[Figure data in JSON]
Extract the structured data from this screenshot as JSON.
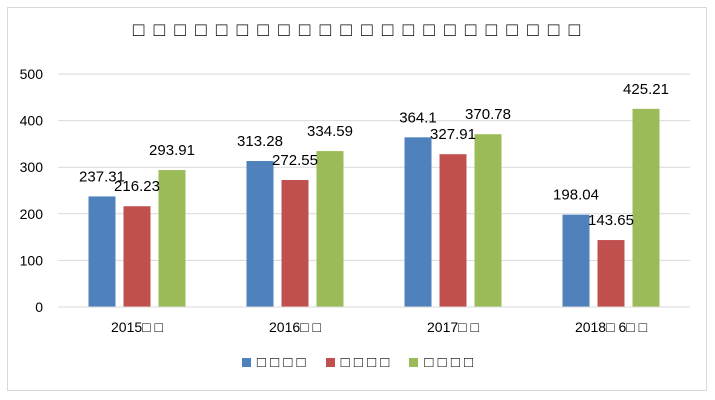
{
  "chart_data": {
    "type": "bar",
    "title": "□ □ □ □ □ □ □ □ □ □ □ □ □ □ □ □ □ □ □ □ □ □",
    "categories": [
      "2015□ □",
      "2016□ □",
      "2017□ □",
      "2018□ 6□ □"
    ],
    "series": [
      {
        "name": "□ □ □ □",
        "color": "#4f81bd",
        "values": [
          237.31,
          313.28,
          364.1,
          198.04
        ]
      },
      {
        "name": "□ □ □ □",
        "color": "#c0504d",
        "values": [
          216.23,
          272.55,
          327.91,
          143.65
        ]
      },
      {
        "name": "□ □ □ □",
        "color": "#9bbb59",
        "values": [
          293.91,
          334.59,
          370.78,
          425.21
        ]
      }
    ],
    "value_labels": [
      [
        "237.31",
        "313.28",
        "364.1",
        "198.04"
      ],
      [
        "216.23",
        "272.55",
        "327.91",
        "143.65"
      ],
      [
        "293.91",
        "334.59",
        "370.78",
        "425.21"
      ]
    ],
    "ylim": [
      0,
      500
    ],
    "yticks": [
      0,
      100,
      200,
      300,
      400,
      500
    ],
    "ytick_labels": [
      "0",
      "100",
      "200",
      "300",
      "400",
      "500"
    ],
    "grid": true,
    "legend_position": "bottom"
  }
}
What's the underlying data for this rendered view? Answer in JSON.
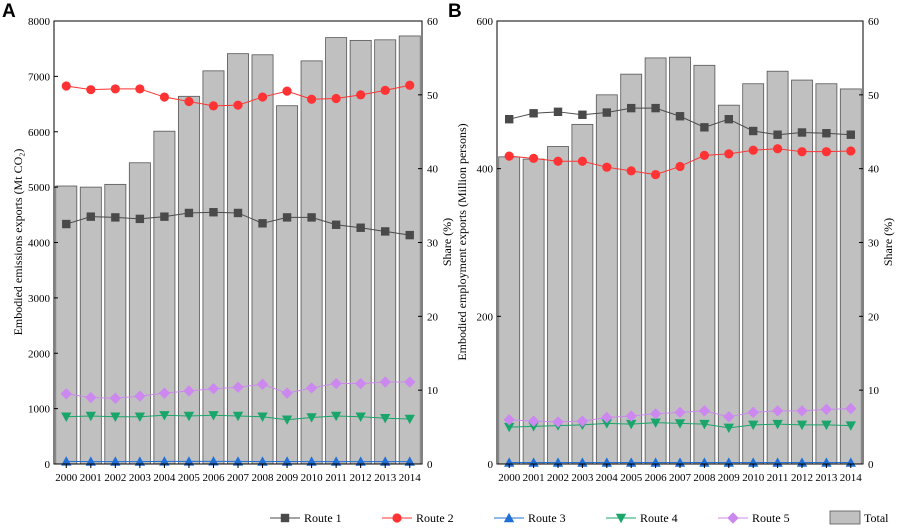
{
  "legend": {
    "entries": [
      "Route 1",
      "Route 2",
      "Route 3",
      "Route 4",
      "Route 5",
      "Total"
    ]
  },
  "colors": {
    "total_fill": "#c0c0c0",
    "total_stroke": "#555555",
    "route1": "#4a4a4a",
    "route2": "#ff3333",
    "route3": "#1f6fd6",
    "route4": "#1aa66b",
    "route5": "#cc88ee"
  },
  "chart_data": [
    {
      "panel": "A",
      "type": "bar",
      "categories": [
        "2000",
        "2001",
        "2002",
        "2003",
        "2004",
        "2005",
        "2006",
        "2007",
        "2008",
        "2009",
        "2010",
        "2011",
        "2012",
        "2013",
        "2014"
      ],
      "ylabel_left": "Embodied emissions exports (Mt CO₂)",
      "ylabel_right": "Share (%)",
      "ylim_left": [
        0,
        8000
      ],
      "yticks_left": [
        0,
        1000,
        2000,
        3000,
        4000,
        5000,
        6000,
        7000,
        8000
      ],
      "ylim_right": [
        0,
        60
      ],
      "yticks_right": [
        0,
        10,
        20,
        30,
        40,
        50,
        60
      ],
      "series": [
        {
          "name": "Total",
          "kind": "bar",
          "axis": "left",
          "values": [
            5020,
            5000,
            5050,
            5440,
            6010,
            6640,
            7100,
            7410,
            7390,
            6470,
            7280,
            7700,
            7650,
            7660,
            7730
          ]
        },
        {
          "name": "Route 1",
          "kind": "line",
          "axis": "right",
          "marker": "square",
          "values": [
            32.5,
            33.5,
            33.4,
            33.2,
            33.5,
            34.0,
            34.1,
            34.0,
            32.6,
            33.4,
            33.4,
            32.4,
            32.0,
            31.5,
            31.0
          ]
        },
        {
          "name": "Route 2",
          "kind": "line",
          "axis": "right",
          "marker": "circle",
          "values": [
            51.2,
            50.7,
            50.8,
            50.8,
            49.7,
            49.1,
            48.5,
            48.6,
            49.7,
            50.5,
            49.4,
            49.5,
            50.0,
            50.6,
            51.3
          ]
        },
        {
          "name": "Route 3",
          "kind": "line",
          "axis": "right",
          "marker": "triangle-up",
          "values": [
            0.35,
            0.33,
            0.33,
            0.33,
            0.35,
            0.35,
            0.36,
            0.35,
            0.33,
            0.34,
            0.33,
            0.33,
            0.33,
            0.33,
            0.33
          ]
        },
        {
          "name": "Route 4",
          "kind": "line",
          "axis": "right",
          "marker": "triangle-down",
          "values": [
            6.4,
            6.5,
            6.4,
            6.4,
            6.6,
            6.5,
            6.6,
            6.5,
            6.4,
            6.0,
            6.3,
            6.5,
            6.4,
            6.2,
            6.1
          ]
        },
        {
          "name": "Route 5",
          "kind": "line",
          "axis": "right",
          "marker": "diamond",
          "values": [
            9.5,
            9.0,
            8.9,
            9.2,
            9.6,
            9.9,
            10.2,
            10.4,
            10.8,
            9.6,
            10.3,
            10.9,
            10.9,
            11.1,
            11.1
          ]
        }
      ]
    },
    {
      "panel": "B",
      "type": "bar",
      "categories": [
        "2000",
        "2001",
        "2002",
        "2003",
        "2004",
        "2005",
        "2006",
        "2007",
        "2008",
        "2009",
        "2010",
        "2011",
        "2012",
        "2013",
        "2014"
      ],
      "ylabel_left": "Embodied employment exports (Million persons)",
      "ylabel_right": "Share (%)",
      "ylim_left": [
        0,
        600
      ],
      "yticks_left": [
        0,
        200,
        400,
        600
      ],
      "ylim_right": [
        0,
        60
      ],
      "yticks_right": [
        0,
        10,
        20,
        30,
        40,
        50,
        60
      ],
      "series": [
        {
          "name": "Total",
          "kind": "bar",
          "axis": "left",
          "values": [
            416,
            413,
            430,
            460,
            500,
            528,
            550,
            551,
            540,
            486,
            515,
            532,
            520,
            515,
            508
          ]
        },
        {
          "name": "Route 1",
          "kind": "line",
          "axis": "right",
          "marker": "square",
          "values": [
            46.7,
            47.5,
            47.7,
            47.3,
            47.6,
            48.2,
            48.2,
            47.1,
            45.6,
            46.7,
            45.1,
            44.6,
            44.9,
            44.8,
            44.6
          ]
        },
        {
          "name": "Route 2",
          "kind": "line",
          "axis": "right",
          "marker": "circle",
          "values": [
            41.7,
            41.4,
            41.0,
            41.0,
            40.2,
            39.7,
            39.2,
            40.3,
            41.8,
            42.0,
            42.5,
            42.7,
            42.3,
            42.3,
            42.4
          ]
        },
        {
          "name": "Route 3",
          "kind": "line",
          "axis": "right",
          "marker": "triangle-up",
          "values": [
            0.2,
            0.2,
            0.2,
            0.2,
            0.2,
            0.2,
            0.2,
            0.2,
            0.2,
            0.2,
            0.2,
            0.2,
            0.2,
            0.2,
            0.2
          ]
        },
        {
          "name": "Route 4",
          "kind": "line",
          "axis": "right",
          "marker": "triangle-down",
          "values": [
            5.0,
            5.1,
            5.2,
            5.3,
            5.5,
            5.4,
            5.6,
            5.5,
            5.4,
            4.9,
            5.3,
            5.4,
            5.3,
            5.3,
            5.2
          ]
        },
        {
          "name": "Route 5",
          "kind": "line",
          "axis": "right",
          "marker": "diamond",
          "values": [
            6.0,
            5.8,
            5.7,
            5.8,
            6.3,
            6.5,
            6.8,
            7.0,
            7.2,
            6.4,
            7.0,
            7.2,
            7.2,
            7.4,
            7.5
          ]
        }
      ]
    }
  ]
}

--

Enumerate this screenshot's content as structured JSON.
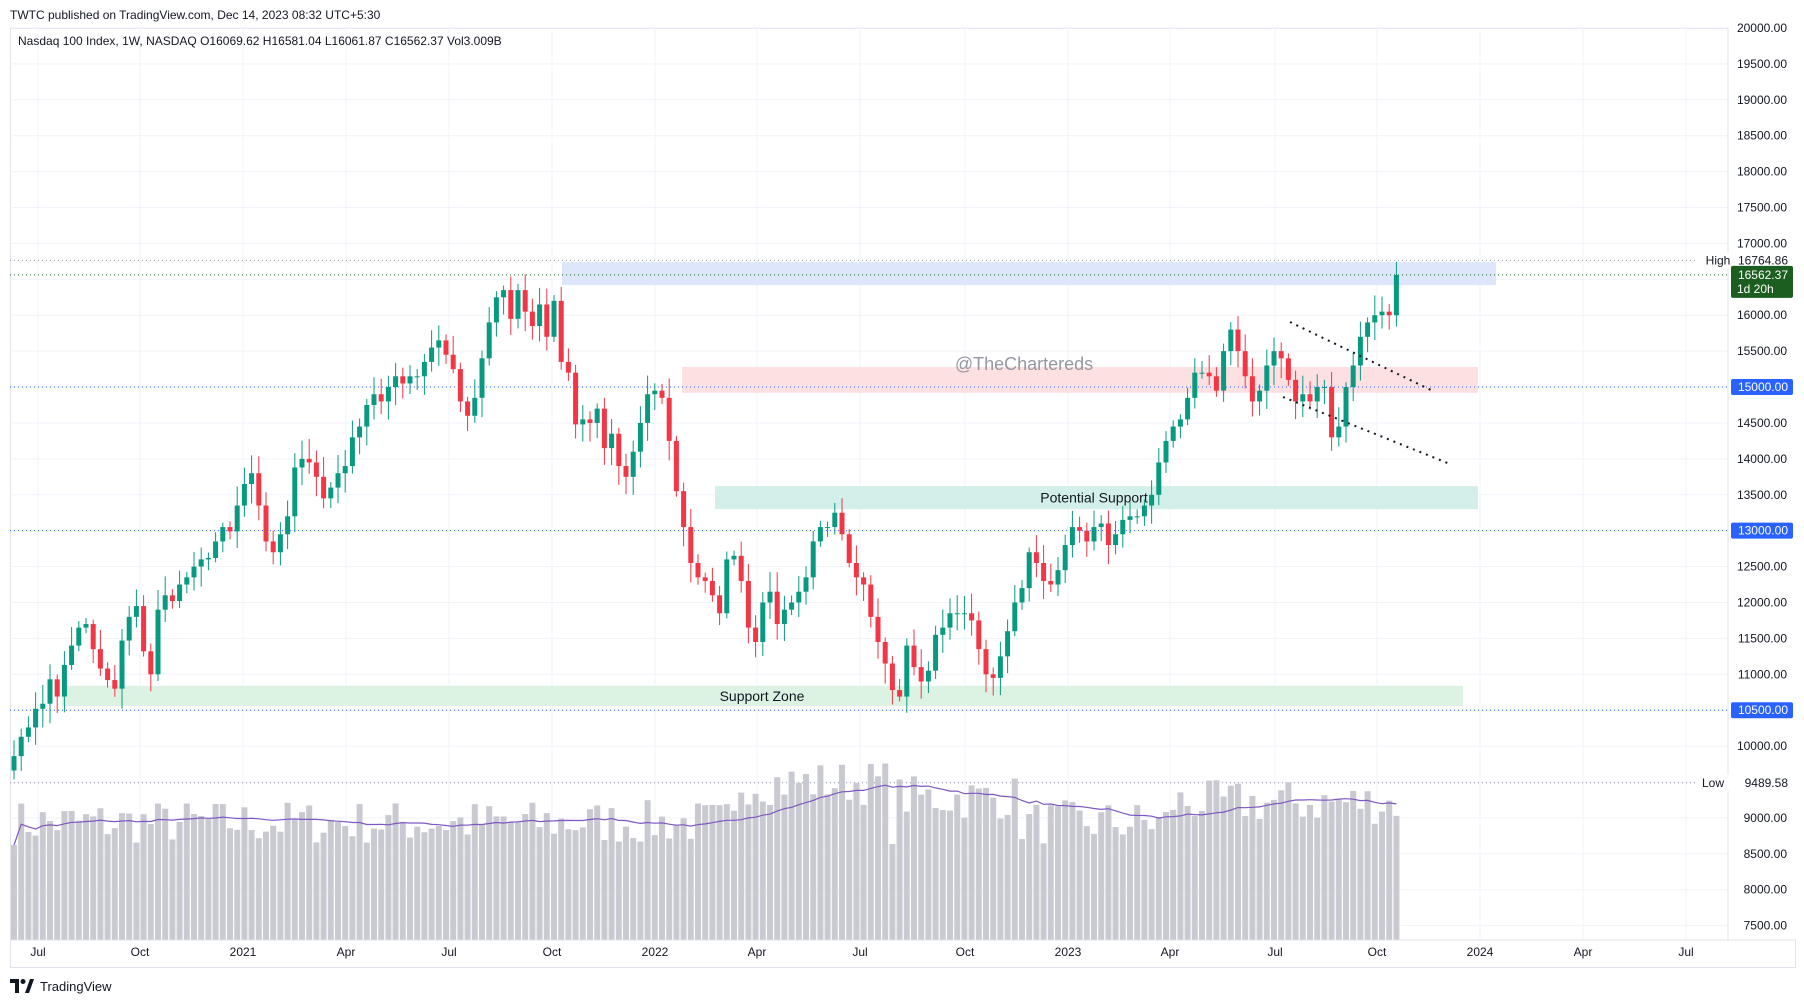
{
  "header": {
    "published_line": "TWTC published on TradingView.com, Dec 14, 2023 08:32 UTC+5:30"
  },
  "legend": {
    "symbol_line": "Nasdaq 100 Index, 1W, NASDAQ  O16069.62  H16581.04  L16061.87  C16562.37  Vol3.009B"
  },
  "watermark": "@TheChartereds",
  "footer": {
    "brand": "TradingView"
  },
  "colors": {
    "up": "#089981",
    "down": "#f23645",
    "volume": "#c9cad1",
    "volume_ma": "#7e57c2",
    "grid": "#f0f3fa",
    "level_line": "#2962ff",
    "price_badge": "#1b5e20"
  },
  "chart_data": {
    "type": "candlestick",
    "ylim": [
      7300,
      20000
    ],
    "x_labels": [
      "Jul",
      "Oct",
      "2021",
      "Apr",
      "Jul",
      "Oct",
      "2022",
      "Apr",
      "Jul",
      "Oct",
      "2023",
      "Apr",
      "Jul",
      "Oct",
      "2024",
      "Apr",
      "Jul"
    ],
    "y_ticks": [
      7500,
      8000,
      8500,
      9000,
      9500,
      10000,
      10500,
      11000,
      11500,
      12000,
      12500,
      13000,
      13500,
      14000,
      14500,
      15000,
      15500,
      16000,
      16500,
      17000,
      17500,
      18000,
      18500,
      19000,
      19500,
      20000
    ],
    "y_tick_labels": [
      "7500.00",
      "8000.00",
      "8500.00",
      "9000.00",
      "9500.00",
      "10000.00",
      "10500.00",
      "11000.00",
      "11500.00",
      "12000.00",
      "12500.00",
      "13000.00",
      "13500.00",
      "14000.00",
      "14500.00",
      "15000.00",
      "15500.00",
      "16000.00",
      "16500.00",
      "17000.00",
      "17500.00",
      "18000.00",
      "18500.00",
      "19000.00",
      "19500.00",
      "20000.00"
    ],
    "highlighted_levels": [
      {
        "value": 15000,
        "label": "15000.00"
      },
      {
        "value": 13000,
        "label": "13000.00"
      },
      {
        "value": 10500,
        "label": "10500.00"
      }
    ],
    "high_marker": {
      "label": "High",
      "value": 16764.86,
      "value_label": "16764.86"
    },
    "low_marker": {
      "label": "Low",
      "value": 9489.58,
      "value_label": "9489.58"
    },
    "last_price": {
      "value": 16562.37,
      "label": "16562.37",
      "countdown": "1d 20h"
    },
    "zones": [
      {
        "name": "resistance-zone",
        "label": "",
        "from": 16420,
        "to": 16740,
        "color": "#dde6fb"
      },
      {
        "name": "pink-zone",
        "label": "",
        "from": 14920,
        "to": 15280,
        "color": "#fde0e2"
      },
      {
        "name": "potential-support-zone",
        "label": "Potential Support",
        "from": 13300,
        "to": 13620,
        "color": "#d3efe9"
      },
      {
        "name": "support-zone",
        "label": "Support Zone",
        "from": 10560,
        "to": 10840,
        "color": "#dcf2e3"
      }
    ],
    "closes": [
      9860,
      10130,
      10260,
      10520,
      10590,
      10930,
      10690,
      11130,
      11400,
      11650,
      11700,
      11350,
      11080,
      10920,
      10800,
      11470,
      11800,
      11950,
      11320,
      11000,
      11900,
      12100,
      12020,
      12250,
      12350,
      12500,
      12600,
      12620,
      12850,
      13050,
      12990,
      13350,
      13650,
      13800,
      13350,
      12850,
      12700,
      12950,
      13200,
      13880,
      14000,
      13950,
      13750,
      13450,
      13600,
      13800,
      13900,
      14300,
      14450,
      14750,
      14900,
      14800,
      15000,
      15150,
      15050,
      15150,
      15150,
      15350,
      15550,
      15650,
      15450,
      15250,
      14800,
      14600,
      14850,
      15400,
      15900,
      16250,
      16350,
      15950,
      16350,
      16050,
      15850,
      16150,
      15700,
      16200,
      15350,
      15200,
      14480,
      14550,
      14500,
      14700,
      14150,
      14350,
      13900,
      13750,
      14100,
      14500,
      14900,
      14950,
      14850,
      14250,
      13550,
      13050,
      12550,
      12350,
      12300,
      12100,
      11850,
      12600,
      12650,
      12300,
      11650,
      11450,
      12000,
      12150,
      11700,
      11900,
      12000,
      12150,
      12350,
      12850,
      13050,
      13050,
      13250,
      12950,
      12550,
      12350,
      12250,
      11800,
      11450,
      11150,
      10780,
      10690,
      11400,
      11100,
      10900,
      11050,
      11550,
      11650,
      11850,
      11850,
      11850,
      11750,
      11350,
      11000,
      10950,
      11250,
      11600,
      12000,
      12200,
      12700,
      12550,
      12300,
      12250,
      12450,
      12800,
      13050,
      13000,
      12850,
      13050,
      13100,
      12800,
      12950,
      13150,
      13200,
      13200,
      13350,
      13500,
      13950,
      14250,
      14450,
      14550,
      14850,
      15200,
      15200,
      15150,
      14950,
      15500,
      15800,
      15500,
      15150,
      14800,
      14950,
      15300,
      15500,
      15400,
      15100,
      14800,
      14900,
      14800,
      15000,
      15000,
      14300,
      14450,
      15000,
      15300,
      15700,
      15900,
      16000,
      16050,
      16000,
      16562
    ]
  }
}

■ **Objective**: Copy out each line of the listing that holds "exports".

■ **Written response**:
      "ylabel_left": "Embodied emissions exports (Mt CO₂)",
      "ylabel_left": "Embodied employment exports (Million persons)",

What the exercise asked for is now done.